Give the number of lines that include the word "государственного", nothing more.
--- Start of Available data ---
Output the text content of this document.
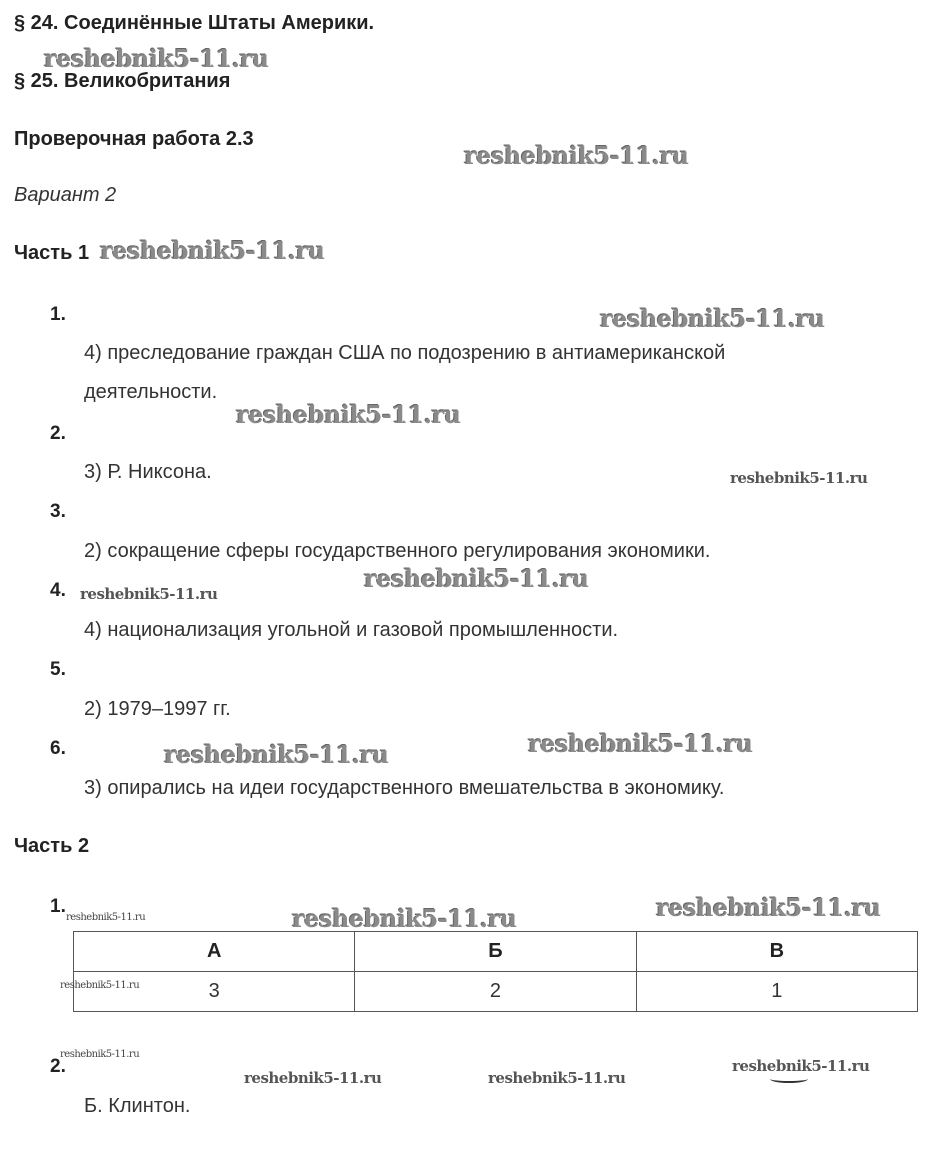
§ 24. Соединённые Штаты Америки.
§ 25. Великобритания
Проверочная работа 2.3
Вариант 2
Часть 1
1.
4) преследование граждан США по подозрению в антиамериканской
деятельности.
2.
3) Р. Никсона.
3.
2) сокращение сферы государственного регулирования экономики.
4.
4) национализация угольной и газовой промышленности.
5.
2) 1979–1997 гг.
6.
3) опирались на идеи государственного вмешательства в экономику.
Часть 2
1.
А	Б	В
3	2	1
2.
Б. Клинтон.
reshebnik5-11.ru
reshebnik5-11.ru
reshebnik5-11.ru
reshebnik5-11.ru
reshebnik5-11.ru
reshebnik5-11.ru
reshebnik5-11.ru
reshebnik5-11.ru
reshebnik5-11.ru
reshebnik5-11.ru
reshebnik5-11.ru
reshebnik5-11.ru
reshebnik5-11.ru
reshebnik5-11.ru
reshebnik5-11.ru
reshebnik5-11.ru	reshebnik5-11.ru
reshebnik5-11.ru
--- End of Available data ---
Answer to this problem: 2